===== Provided data
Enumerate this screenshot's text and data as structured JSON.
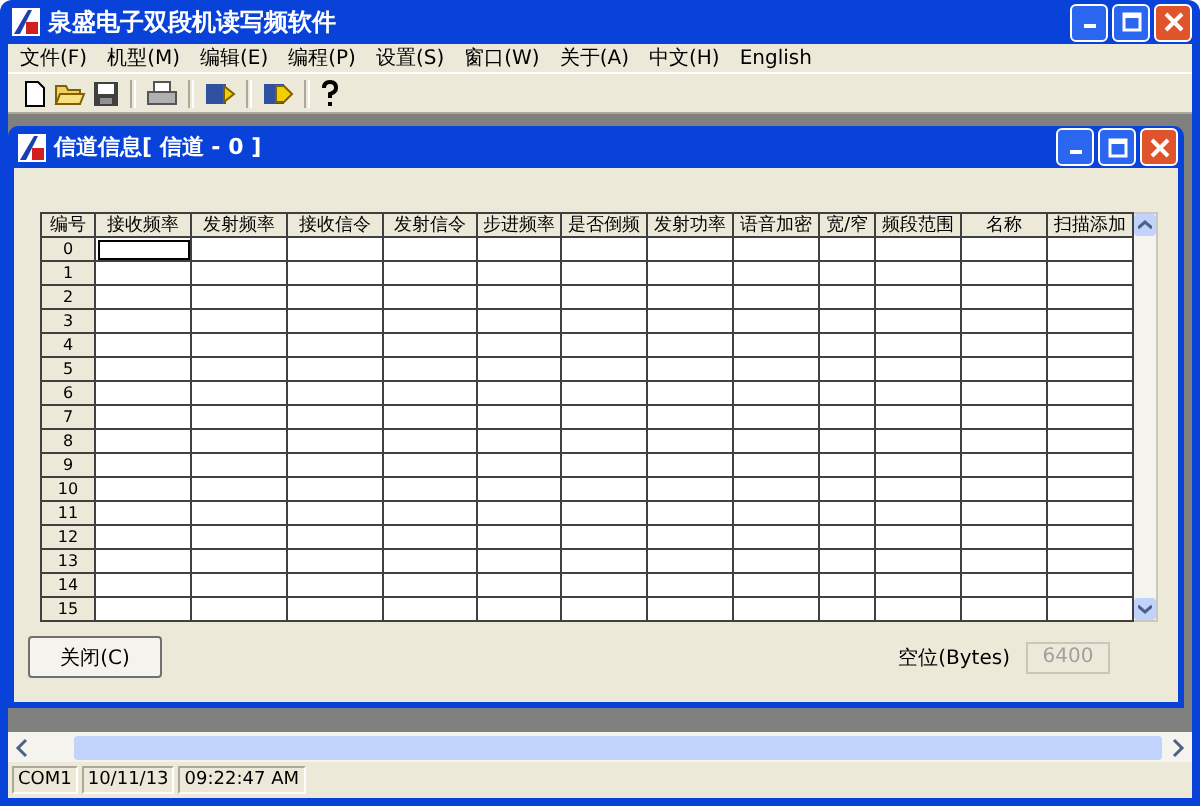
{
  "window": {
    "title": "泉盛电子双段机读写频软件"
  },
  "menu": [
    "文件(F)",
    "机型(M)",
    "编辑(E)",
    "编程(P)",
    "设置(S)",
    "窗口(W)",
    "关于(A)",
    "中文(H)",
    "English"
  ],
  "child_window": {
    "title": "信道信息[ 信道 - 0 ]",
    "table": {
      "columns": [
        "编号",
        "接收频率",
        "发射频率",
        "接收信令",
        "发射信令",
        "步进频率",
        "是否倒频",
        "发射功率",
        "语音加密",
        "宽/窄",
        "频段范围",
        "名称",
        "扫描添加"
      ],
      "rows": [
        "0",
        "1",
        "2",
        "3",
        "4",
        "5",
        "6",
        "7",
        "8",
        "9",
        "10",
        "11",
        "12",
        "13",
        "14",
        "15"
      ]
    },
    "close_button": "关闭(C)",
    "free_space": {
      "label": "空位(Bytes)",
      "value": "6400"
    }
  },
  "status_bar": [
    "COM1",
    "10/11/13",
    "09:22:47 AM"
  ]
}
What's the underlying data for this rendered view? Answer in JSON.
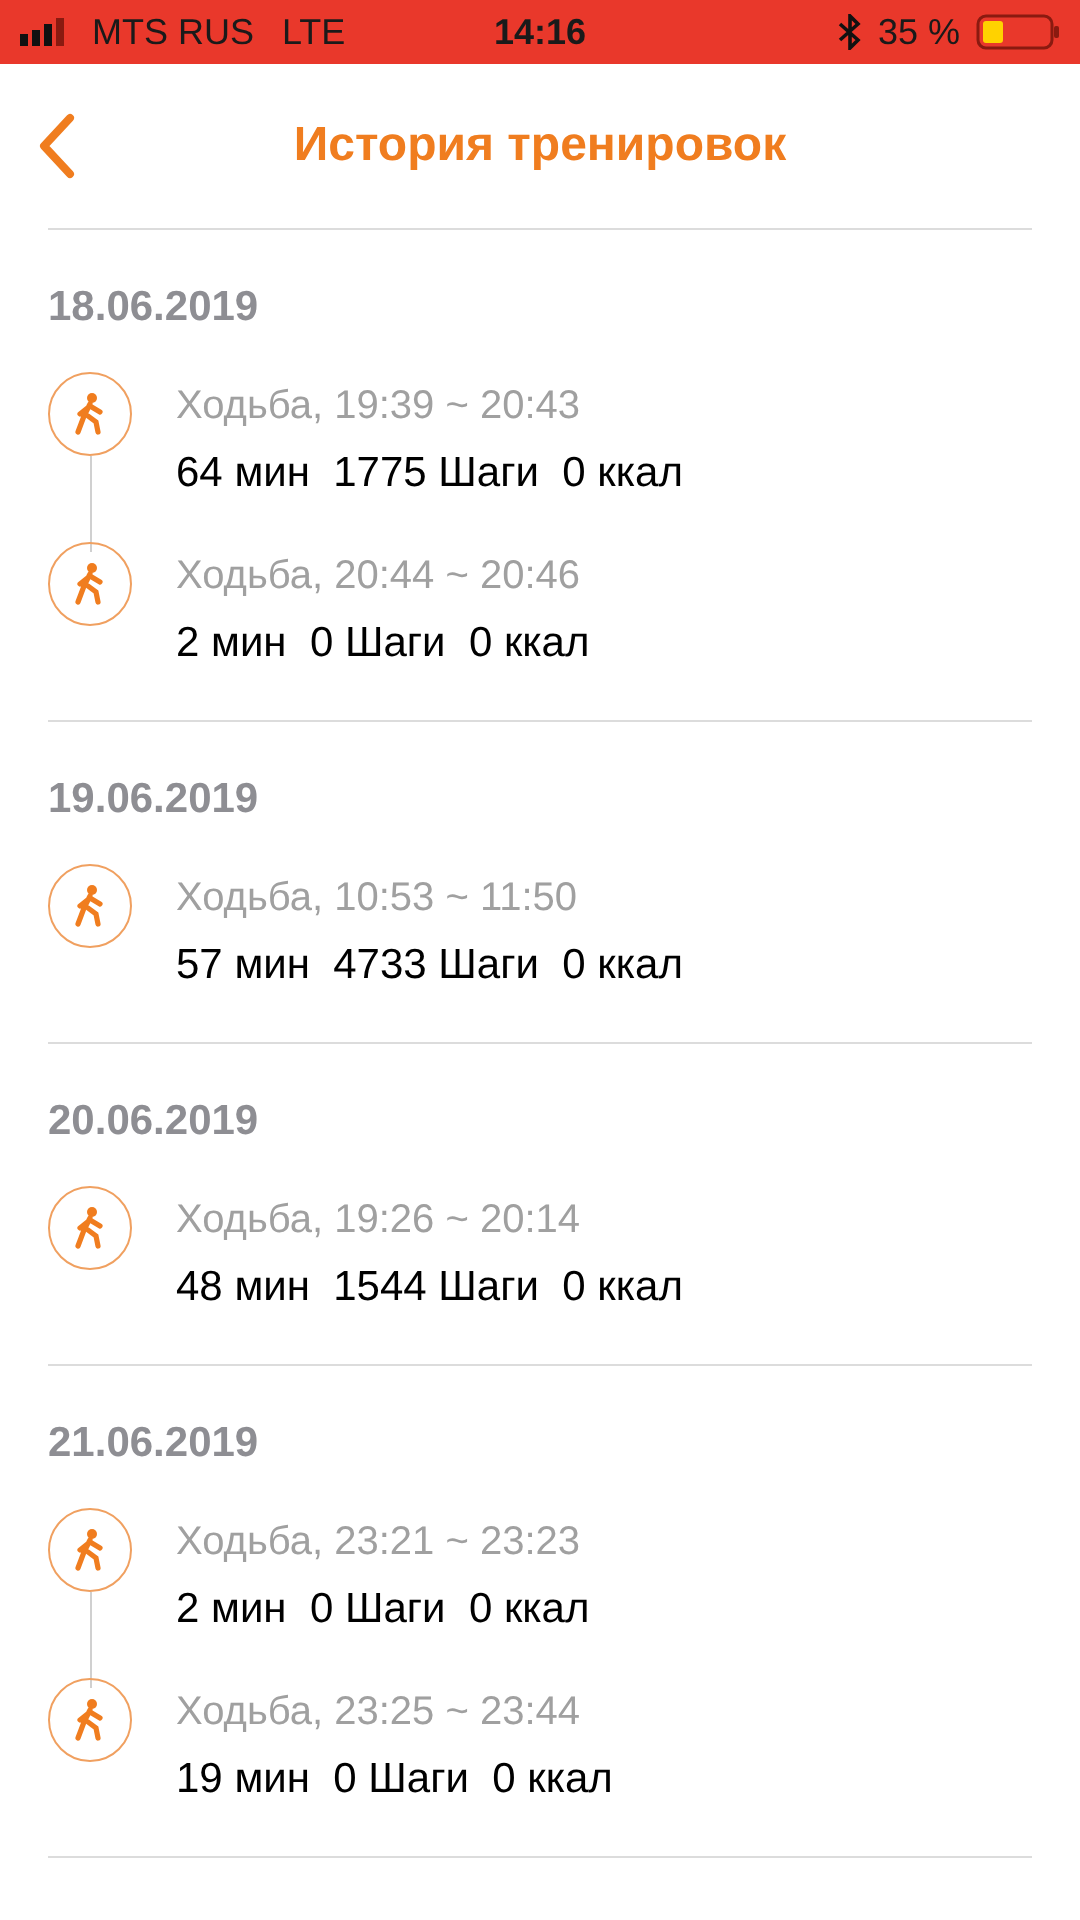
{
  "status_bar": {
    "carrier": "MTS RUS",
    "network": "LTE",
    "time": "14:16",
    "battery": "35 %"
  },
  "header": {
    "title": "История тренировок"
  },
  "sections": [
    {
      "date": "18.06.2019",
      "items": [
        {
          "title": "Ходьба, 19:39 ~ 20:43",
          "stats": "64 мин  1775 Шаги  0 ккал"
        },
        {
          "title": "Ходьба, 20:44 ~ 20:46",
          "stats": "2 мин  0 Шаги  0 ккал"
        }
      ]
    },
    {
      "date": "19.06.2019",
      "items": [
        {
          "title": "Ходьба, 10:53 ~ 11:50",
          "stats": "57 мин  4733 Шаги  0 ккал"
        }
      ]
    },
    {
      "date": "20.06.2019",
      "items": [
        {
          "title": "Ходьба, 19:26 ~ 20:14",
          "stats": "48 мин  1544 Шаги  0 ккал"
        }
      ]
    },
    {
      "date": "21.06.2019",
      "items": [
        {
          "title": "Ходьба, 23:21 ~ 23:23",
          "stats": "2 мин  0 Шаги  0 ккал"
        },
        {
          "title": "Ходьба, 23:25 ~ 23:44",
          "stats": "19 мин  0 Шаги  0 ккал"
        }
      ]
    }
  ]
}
==========
What is expected. Make an exact copy of the whole listing, but don't bring over any pictures.

Solved exercise.
Enumerate this screenshot's text and data as structured JSON.
{
  "window": {
    "title": "泉盛电子双段机读写频软件"
  },
  "menu": [
    "文件(F)",
    "机型(M)",
    "编辑(E)",
    "编程(P)",
    "设置(S)",
    "窗口(W)",
    "关于(A)",
    "中文(H)",
    "English"
  ],
  "child_window": {
    "title": "信道信息[ 信道 - 0 ]",
    "table": {
      "columns": [
        "编号",
        "接收频率",
        "发射频率",
        "接收信令",
        "发射信令",
        "步进频率",
        "是否倒频",
        "发射功率",
        "语音加密",
        "宽/窄",
        "频段范围",
        "名称",
        "扫描添加"
      ],
      "rows": [
        "0",
        "1",
        "2",
        "3",
        "4",
        "5",
        "6",
        "7",
        "8",
        "9",
        "10",
        "11",
        "12",
        "13",
        "14",
        "15"
      ]
    },
    "close_button": "关闭(C)",
    "free_space": {
      "label": "空位(Bytes)",
      "value": "6400"
    }
  },
  "status_bar": [
    "COM1",
    "10/11/13",
    "09:22:47 AM"
  ]
}
What's the underlying data for this rendered view? Answer in JSON.
{
  "status_bar": {
    "carrier": "MTS RUS",
    "network": "LTE",
    "time": "14:16",
    "battery": "35 %"
  },
  "header": {
    "title": "История тренировок"
  },
  "sections": [
    {
      "date": "18.06.2019",
      "items": [
        {
          "title": "Ходьба, 19:39 ~ 20:43",
          "stats": "64 мин  1775 Шаги  0 ккал"
        },
        {
          "title": "Ходьба, 20:44 ~ 20:46",
          "stats": "2 мин  0 Шаги  0 ккал"
        }
      ]
    },
    {
      "date": "19.06.2019",
      "items": [
        {
          "title": "Ходьба, 10:53 ~ 11:50",
          "stats": "57 мин  4733 Шаги  0 ккал"
        }
      ]
    },
    {
      "date": "20.06.2019",
      "items": [
        {
          "title": "Ходьба, 19:26 ~ 20:14",
          "stats": "48 мин  1544 Шаги  0 ккал"
        }
      ]
    },
    {
      "date": "21.06.2019",
      "items": [
        {
          "title": "Ходьба, 23:21 ~ 23:23",
          "stats": "2 мин  0 Шаги  0 ккал"
        },
        {
          "title": "Ходьба, 23:25 ~ 23:44",
          "stats": "19 мин  0 Шаги  0 ккал"
        }
      ]
    }
  ]
}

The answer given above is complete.